- _ПРЕДОСТАВЛЕННЫЙ ТЕКСТ_
---+---
Модель Шехтера и Сингера была отработана многократно, на протяжении многих лет и в разных модификациях; ученые стимулировали психологическую реакцию и изучили целый диапазон эмоциональных контекстов при помощи более мягких стимуляторов, чем адреналин. Излюбленный контекст — переживание сексуального возбуждения. Как и боль, секс — область переживаний, в которой мы вроде бы сознаем, что именно чувствуем и почему. Но, как выяснилось, сексуальные переживания не настолько линейны, как нам кажегся. В одном таком исследовании ученые привлекли студентов колледжа к участию в двух последовательных экспериментах — в первом ученые собирались рассмотреть якобы воздействие физических нагрузок, а во втором — оценить подборку «небольших фрагментов кинофильма»[350]. На самом деле это был единый двухчастный эксперимент. (Психологи никогда не сообщают испытуемым правду о целях эксперимента, иначе результат будет не «чистый»). Физические упражнения в первой части выполняли функции адреналиновой инъекции — вызывали физиологическое возбуждение неопознаваемого происхождения. Справедливо задаться вопросом: это кому же невдомек, что накрутив милю на беговой дорожке, разгонишь себе и пульс, и дыхание, — но оказывается, есть недолгий период после физической нагрузки, всего несколько минут, когда кажется, что тело уже успокоилось, а оно все еще возбуждено. Как раз в этот зазор ученые и влезли со своим кинофрагментами — показали их «неинформированной» группе. «Просвещенной» группе их показали сразу после упражнений, и поэтому ее участники знали причину своего возбуждения. Как и в эксперименте Шехтера-Сингера, была и контрольная группа, которая вообще не делала упражнений и, соответственно, никакого физического возбуждения не испытывала.
---+---
- _ДАННЫЕ_
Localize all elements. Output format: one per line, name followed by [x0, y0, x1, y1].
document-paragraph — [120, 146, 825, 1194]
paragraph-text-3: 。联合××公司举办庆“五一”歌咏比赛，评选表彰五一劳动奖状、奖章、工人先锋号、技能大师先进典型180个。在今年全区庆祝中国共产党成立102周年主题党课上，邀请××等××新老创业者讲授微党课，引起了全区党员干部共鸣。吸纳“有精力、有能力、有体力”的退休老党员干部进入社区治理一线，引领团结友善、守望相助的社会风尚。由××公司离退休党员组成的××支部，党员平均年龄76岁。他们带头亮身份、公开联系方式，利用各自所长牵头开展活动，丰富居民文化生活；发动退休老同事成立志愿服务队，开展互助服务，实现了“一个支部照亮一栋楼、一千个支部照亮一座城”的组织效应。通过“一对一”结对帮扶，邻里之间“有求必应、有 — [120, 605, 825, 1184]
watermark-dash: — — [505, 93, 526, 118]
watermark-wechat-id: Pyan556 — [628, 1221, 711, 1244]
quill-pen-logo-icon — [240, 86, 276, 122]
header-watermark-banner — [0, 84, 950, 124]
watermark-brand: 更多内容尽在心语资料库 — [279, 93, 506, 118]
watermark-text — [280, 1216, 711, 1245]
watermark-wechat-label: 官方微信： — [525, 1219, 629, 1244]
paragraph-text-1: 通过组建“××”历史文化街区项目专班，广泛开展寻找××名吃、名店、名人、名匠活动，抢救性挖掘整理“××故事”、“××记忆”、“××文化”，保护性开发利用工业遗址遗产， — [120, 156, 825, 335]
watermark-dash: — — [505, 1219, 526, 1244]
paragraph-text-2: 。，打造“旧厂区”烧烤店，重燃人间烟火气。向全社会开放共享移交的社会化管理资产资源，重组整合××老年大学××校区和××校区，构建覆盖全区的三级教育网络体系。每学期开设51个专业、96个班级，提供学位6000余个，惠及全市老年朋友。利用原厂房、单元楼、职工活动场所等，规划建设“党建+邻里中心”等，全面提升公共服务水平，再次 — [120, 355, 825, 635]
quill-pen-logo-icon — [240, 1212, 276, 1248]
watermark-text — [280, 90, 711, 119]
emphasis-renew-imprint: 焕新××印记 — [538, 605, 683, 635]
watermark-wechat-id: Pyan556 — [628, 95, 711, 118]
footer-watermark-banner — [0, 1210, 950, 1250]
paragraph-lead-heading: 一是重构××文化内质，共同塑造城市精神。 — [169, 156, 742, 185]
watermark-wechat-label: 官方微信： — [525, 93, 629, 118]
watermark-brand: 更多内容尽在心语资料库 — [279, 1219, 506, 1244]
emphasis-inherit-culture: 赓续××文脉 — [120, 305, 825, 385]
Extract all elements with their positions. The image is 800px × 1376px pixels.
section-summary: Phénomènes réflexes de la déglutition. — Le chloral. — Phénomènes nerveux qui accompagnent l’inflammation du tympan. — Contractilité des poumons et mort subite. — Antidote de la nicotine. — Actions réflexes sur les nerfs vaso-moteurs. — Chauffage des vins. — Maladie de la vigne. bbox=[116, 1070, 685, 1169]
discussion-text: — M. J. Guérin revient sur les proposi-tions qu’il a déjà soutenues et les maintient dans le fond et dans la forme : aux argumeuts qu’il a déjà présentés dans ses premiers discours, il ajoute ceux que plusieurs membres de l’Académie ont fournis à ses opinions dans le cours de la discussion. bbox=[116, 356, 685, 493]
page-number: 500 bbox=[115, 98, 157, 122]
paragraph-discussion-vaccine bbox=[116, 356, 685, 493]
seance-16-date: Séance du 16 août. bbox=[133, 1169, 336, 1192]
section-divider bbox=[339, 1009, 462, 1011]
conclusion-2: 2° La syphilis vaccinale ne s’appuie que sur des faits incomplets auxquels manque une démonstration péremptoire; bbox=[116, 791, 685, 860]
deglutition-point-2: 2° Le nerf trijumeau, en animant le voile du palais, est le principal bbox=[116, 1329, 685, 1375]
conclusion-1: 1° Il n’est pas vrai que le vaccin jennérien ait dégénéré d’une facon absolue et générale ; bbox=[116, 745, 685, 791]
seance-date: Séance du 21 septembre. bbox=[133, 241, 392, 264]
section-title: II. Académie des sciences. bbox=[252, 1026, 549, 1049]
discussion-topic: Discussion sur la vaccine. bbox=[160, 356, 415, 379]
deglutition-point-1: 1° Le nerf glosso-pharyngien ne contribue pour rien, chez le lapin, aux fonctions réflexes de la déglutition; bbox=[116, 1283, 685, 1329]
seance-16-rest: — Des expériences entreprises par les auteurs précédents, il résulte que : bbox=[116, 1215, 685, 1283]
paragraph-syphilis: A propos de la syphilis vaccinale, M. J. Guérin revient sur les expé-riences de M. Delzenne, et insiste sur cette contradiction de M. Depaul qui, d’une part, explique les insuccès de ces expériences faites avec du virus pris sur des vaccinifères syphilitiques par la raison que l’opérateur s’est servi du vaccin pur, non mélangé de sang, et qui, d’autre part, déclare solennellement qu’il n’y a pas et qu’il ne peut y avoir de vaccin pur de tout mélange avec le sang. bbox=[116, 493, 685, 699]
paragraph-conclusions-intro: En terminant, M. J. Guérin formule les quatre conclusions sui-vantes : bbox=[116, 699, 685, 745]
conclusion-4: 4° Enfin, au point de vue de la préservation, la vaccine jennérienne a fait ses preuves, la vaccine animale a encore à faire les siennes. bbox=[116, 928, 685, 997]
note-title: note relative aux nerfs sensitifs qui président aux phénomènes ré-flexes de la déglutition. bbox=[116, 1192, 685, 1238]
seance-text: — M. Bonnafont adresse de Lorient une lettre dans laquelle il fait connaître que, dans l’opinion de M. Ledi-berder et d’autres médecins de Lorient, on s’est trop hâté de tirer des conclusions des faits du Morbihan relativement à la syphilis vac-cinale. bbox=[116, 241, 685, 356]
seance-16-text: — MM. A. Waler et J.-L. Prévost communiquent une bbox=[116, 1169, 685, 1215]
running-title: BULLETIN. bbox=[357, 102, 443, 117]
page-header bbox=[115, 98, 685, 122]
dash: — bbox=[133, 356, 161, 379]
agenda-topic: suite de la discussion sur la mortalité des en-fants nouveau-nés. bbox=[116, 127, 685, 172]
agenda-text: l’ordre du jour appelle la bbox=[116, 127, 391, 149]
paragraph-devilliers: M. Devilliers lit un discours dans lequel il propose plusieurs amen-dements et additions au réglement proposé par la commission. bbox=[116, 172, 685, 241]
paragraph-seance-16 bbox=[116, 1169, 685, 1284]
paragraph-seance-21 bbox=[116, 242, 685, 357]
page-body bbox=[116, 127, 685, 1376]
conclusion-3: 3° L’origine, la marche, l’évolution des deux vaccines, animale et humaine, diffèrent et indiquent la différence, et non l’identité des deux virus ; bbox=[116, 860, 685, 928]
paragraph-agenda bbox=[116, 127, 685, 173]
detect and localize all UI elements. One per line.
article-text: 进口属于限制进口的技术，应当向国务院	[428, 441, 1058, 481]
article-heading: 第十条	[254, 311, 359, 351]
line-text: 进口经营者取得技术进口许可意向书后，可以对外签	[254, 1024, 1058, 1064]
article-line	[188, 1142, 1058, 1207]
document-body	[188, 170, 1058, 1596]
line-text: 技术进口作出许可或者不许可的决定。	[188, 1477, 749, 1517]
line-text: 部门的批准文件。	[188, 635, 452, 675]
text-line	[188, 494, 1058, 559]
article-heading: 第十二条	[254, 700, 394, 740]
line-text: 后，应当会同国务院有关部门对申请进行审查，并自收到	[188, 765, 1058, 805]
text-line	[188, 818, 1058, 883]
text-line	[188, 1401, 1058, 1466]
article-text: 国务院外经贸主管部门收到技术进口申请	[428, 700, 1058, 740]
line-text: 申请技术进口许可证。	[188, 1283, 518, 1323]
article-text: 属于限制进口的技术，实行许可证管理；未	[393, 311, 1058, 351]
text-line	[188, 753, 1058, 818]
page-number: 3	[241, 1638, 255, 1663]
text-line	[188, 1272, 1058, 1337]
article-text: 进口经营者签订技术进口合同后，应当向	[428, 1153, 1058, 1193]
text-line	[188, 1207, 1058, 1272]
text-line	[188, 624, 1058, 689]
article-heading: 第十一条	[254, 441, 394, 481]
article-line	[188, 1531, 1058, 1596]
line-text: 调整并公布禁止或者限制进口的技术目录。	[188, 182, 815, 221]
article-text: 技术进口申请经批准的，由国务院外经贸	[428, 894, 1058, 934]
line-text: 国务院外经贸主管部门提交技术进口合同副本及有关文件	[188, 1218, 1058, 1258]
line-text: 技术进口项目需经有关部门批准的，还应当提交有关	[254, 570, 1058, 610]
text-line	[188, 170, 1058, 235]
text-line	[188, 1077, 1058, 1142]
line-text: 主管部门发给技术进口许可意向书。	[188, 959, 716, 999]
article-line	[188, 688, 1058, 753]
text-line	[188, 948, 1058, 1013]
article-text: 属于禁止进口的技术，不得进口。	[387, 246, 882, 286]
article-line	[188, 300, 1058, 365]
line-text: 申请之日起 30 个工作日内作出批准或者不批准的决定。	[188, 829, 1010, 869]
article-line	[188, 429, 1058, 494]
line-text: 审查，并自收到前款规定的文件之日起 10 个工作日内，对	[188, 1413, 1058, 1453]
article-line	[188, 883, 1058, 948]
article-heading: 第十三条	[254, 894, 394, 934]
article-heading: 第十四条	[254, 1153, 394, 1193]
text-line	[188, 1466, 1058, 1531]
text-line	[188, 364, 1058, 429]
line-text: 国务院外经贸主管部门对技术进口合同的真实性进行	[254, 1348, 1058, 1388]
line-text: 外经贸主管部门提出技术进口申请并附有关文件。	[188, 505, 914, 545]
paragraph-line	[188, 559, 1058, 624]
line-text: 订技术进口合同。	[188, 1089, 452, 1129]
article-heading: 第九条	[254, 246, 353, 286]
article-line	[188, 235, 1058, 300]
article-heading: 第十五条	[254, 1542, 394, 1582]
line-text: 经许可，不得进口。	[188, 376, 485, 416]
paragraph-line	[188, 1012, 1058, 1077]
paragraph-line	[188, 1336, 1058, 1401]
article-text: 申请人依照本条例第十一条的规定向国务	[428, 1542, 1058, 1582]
---+---
Перечислите, пожалуйста, все группы испытуемых, которые упомянуты в тексте о модели Шехтера и Сингера. Назовите их так, как они названы там.

- _ОТВЕТ НА ЗАДАНИЕ_
Неинформированная группа, просвещенная группа, контрольная группа.